[Start of GIVEN PASSAGE]
Other witnesses testified that they knew appellee, and that she looked to be in good health the first of the year; did not appear at the time of the trial to be in the same condition of health as she was when the witnesses had seen her before.

The night operator in charge of the station at Vandervoort stated that it was warm on the night the appellee debarked at Vandervoort, and that she made no request of witness to build a fire. It was not cold enough for a fire. Witness' wife had been in the station room that night without any wraps, and witness was working in his shirtsleeves and did not get cold.

The train auditor testified that appellee stated before the arrival of the train at Hatton that she had decided to go on to Vandervoort, where it was customary for her to get off. Witness stated that appellee did not give him any notice that she wished to get off at Hatton, and made no complaint to witness as the train was going out of Hatton. Hatton was not a regular stop. There was only a sort of a shed there for a station, and it was pouring down rain as the train passed through Hatton.

The conductor and brakeman also testified to the same effect. The conductor also testified that after appellee had gone in the waiting room at Vandervoort he told her that he had spoken to the auditor to pass her back, and that she replied, "That is all right."

The physicians on behalf of appellant testified, in substance, that tuberculosis would cause many other troubles, among them irregular menstruation.

Among other instructions, the court told the jury, at the instance of the appellant, that appellant was not liable to appellee for any injury resulting to her due to her getting wet in going from the coach to the waiting room, even though she was carried beyond her station against her consent. And on its own motion the court instructed the jury that it was the duty of the appellant to exercise ordinary care to keep its depot and waiting room in a reasonably comfortable condition for its passengers, and that, if appellant failed to exercise ordinary care in keeping its waiting room at Vandervoort comfortably warm, it was liable to the appellee in such sum as would reasonably compensate her "for any and all injuries she may have sustained as a direct and proximate result of such failure to exercise such care."

The jury returned a verdict in the sum of $1,000.

From a judgment in favor of the appellee in the sum of $1,000, this appeal has been duly prosecuted. Such other facts as may be necessary will be stated in the opinion.
[End of GIVEN PASSAGE]
[Start of RECORDED INFORMATION]
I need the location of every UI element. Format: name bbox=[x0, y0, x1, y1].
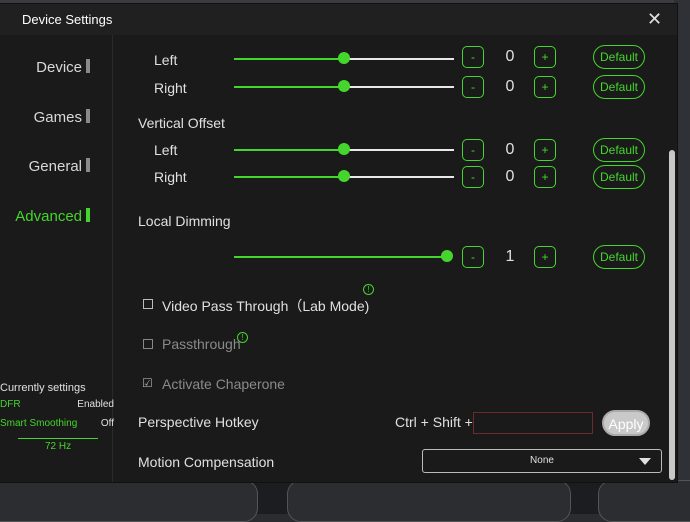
[End of RECORDED INFORMATION]
◆ ACTIONS TO TAKE
A. For the court passage above, decide whether each statement agrees with it: (i) the appellee asked the night operator at Vandervoort to build a fire; (ii) it was raining heavily as the train passed through Hatton; (iii) Hatton was a regular stop. Answer yes or no for each, quoting the words of the passage that decide it.
B. List every witness or group of witnesses that the court passage above identifies by occupation or role.

◆ RESULTS OF THE EXERCISE
A.
(i) No: "she made no request of witness to build a fire."
(ii) Yes: "it was pouring down rain as the train passed through Hatton."
(iii) No: "Hatton was not a regular stop."

B.
- The night operator in charge of the station at Vandervoort
- The train auditor
- The conductor
- The brakeman
- The physicians on behalf of appellant